Rewrite the records below, changing every "data-label" to "value-label" and keeping everything else the same, and leave the pictures out of the answer.

Bounding box annotations:
--- start ---

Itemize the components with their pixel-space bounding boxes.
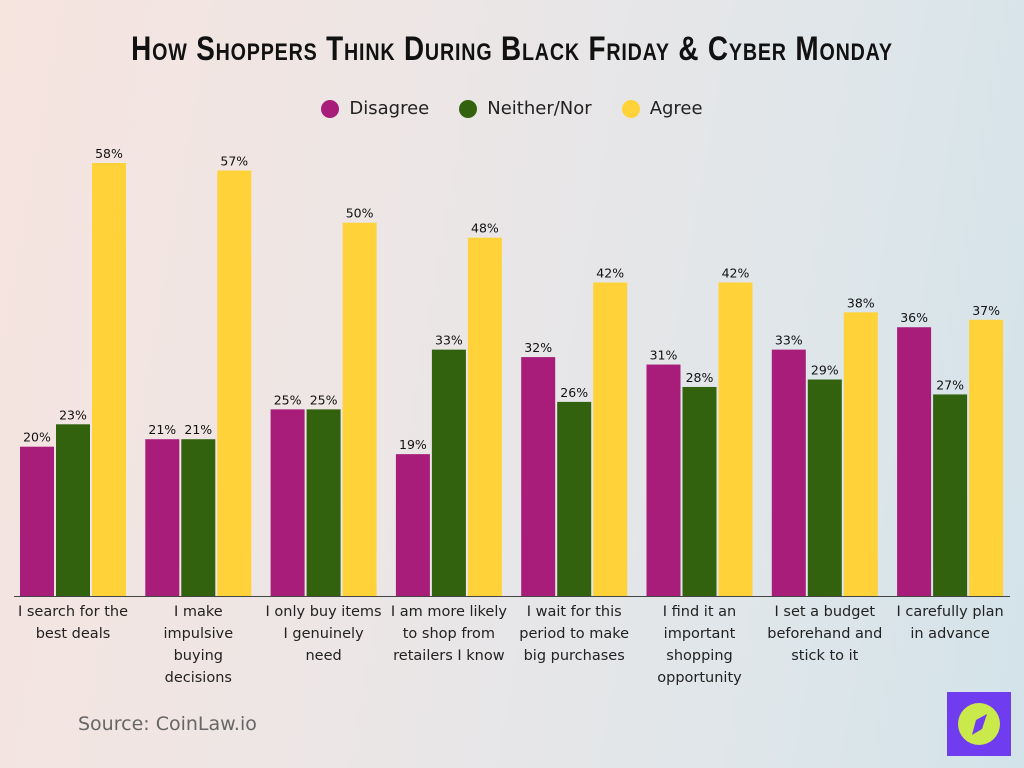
data-label: 28% bbox=[686, 370, 714, 385]
data-label: 20% bbox=[23, 430, 51, 445]
bar bbox=[969, 319, 1004, 596]
data-label: 27% bbox=[936, 377, 964, 392]
bar bbox=[92, 163, 126, 596]
category-label: I make impulsive buying decisions bbox=[163, 604, 234, 686]
data-label: 23% bbox=[59, 407, 87, 422]
bar bbox=[270, 409, 305, 596]
legend-label: Agree bbox=[649, 98, 703, 119]
data-label: 58% bbox=[95, 146, 123, 161]
category-label: I only buy items I genuinely need bbox=[265, 604, 382, 664]
bar bbox=[771, 349, 806, 596]
bar bbox=[593, 282, 628, 596]
category-label: I wait for this period to make big purch… bbox=[519, 604, 630, 664]
legend-swatch bbox=[321, 99, 340, 118]
bar bbox=[718, 282, 753, 596]
data-label: 42% bbox=[722, 265, 750, 280]
bar bbox=[933, 394, 968, 596]
chart-title: How Shoppers Think During Black Friday &… bbox=[131, 30, 893, 68]
category-label: I am more likely to shop from retailers … bbox=[390, 604, 507, 664]
category-label: I search for the best deals bbox=[17, 604, 128, 642]
legend: Disagree Neither/Nor Agree bbox=[0, 98, 1024, 119]
bar bbox=[807, 379, 842, 596]
data-label: 38% bbox=[847, 295, 875, 310]
bar bbox=[557, 401, 592, 596]
data-label: 57% bbox=[220, 153, 248, 168]
data-label: 19% bbox=[399, 437, 427, 452]
data-label: 48% bbox=[471, 221, 499, 236]
data-label: 21% bbox=[148, 422, 176, 437]
data-label: 33% bbox=[435, 333, 463, 348]
data-label: 25% bbox=[274, 392, 302, 407]
bar bbox=[395, 454, 430, 596]
bar bbox=[306, 409, 341, 596]
legend-item: Agree bbox=[621, 98, 703, 119]
bar bbox=[467, 237, 502, 597]
data-label: 26% bbox=[560, 385, 588, 400]
bar bbox=[56, 424, 90, 596]
bar bbox=[20, 446, 54, 596]
legend-swatch bbox=[621, 99, 640, 118]
data-label: 32% bbox=[524, 340, 552, 355]
data-label: 50% bbox=[346, 206, 374, 221]
bar bbox=[431, 349, 466, 596]
legend-item: Neither/Nor bbox=[459, 98, 592, 119]
bar bbox=[342, 222, 377, 597]
bar bbox=[145, 439, 180, 596]
data-label: 21% bbox=[184, 422, 212, 437]
category-label: I find it an important shopping opportun… bbox=[657, 604, 742, 686]
source-label: Source: CoinLaw.io bbox=[78, 713, 257, 735]
legend-label: Disagree bbox=[349, 98, 430, 119]
category-label: I set a budget beforehand and stick to i… bbox=[767, 604, 883, 664]
bar bbox=[682, 386, 717, 596]
bar bbox=[897, 327, 932, 596]
bar bbox=[646, 364, 681, 596]
legend-label: Neither/Nor bbox=[487, 98, 592, 119]
bar bbox=[217, 170, 252, 596]
category-label: I carefully plan in advance bbox=[896, 604, 1004, 642]
data-label: 25% bbox=[310, 392, 338, 407]
bar bbox=[181, 439, 216, 596]
data-label: 29% bbox=[811, 363, 839, 378]
data-label: 36% bbox=[900, 310, 928, 325]
legend-swatch bbox=[459, 99, 478, 118]
data-label: 33% bbox=[775, 333, 803, 348]
compass-icon bbox=[958, 703, 1000, 745]
bar bbox=[521, 357, 556, 596]
data-label: 31% bbox=[650, 348, 678, 363]
legend-item: Disagree bbox=[321, 98, 429, 119]
bar bbox=[843, 312, 878, 596]
data-label: 37% bbox=[972, 303, 1000, 318]
data-label: 42% bbox=[596, 265, 624, 280]
logo bbox=[947, 692, 1011, 756]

--- end ---

* _Answer to this problem_:
Itemize the components with their pixel-space bounding boxes.
value-label: 28% bbox=[686, 370, 714, 385]
value-label: 20% bbox=[23, 430, 51, 445]
bar bbox=[969, 319, 1004, 596]
value-label: 27% bbox=[936, 377, 964, 392]
bar bbox=[92, 163, 126, 596]
category-label: I make impulsive buying decisions bbox=[163, 604, 234, 686]
value-label: 23% bbox=[59, 407, 87, 422]
bar bbox=[270, 409, 305, 596]
legend-label: Agree bbox=[649, 98, 703, 119]
value-label: 58% bbox=[95, 146, 123, 161]
category-label: I only buy items I genuinely need bbox=[265, 604, 382, 664]
bar bbox=[771, 349, 806, 596]
bar bbox=[593, 282, 628, 596]
category-label: I wait for this period to make big purch… bbox=[519, 604, 630, 664]
legend-swatch bbox=[321, 99, 340, 118]
bar bbox=[718, 282, 753, 596]
value-label: 42% bbox=[722, 265, 750, 280]
bar bbox=[933, 394, 968, 596]
chart-title: How Shoppers Think During Black Friday &… bbox=[131, 30, 893, 68]
category-label: I am more likely to shop from retailers … bbox=[390, 604, 507, 664]
category-label: I search for the best deals bbox=[17, 604, 128, 642]
legend: Disagree Neither/Nor Agree bbox=[0, 98, 1024, 119]
bar bbox=[807, 379, 842, 596]
value-label: 38% bbox=[847, 295, 875, 310]
bar bbox=[557, 401, 592, 596]
value-label: 57% bbox=[220, 153, 248, 168]
value-label: 19% bbox=[399, 437, 427, 452]
value-label: 48% bbox=[471, 221, 499, 236]
value-label: 21% bbox=[148, 422, 176, 437]
value-label: 33% bbox=[435, 333, 463, 348]
value-label: 25% bbox=[274, 392, 302, 407]
bar bbox=[395, 454, 430, 596]
bar bbox=[306, 409, 341, 596]
legend-item: Agree bbox=[621, 98, 703, 119]
bar bbox=[467, 237, 502, 597]
value-label: 26% bbox=[560, 385, 588, 400]
bar bbox=[56, 424, 90, 596]
bar bbox=[20, 446, 54, 596]
legend-swatch bbox=[621, 99, 640, 118]
value-label: 32% bbox=[524, 340, 552, 355]
value-label: 50% bbox=[346, 206, 374, 221]
bar bbox=[431, 349, 466, 596]
legend-item: Neither/Nor bbox=[459, 98, 592, 119]
bar bbox=[342, 222, 377, 597]
bar bbox=[145, 439, 180, 596]
value-label: 21% bbox=[184, 422, 212, 437]
category-label: I find it an important shopping opportun… bbox=[657, 604, 742, 686]
source-label: Source: CoinLaw.io bbox=[78, 713, 257, 735]
legend-label: Disagree bbox=[349, 98, 430, 119]
category-label: I set a budget beforehand and stick to i… bbox=[767, 604, 883, 664]
bar bbox=[682, 386, 717, 596]
bar bbox=[897, 327, 932, 596]
bar bbox=[646, 364, 681, 596]
legend-label: Neither/Nor bbox=[487, 98, 592, 119]
bar bbox=[217, 170, 252, 596]
category-label: I carefully plan in advance bbox=[896, 604, 1004, 642]
value-label: 25% bbox=[310, 392, 338, 407]
bar bbox=[181, 439, 216, 596]
value-label: 29% bbox=[811, 363, 839, 378]
value-label: 36% bbox=[900, 310, 928, 325]
legend-swatch bbox=[459, 99, 478, 118]
value-label: 33% bbox=[775, 333, 803, 348]
compass-icon bbox=[958, 703, 1000, 745]
bar bbox=[521, 357, 556, 596]
value-label: 31% bbox=[650, 348, 678, 363]
legend-item: Disagree bbox=[321, 98, 429, 119]
bar bbox=[843, 312, 878, 596]
value-label: 37% bbox=[972, 303, 1000, 318]
value-label: 42% bbox=[596, 265, 624, 280]
logo bbox=[947, 692, 1011, 756]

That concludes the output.